## Written problem:
Identify the lines containing the word "color". Copy each one.

Source records:
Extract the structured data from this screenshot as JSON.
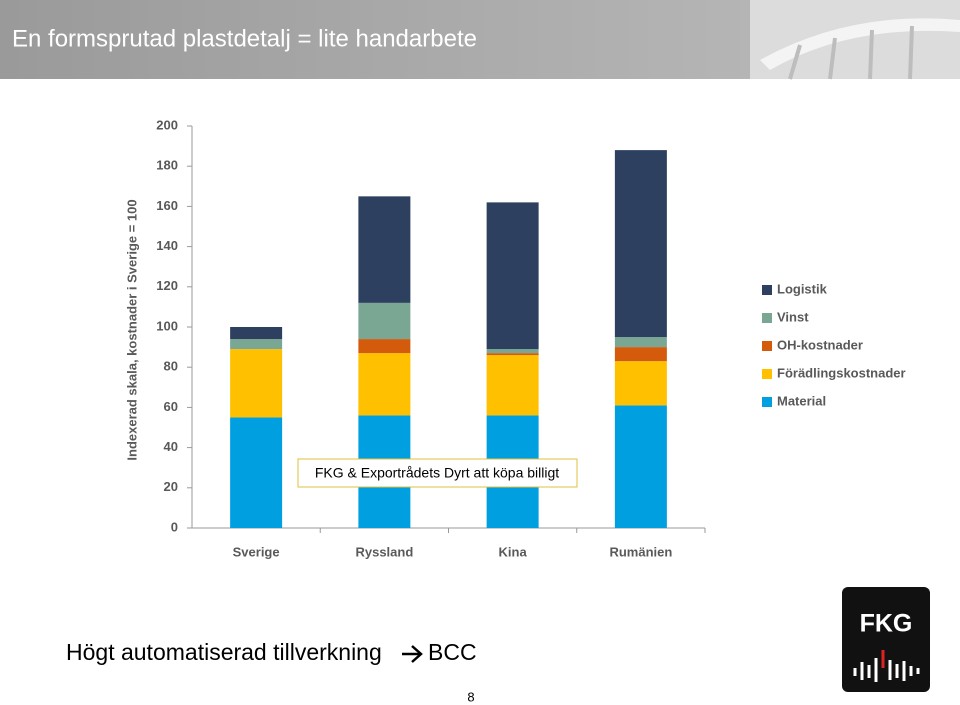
{
  "header": {
    "title": "En formsprutad plastdetalj = lite handarbete"
  },
  "chart_data": {
    "type": "bar",
    "stacked": true,
    "ylabel": "Indexerad skala, kostnader i Sverige = 100",
    "categories": [
      "Sverige",
      "Ryssland",
      "Kina",
      "Rumänien"
    ],
    "series": [
      {
        "name": "Material",
        "color": "#00a0e0",
        "values": [
          55,
          56,
          56,
          61
        ]
      },
      {
        "name": "Förädlingskostnader",
        "color": "#ffc000",
        "values": [
          34,
          31,
          30,
          22
        ]
      },
      {
        "name": "OH-kostnader",
        "color": "#d45b0c",
        "values": [
          0,
          7,
          1,
          7
        ]
      },
      {
        "name": "Vinst",
        "color": "#7aa694",
        "values": [
          5,
          18,
          2,
          5
        ]
      },
      {
        "name": "Logistik",
        "color": "#2e4060",
        "values": [
          6,
          53,
          73,
          93
        ]
      }
    ],
    "ylim": [
      0,
      200
    ],
    "yticks": [
      0,
      20,
      40,
      60,
      80,
      100,
      120,
      140,
      160,
      180,
      200
    ],
    "legend": "right",
    "annotation": "FKG & Exportrådets Dyrt att köpa billigt"
  },
  "footer": {
    "text": "Högt automatiserad tillverkning",
    "target": "BCC",
    "page": "8",
    "logo": "FKG"
  }
}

## Task answer:
        "color": "#00a0e0",
        "color": "#ffc000",
        "color": "#d45b0c",
        "color": "#7aa694",
        "color": "#2e4060",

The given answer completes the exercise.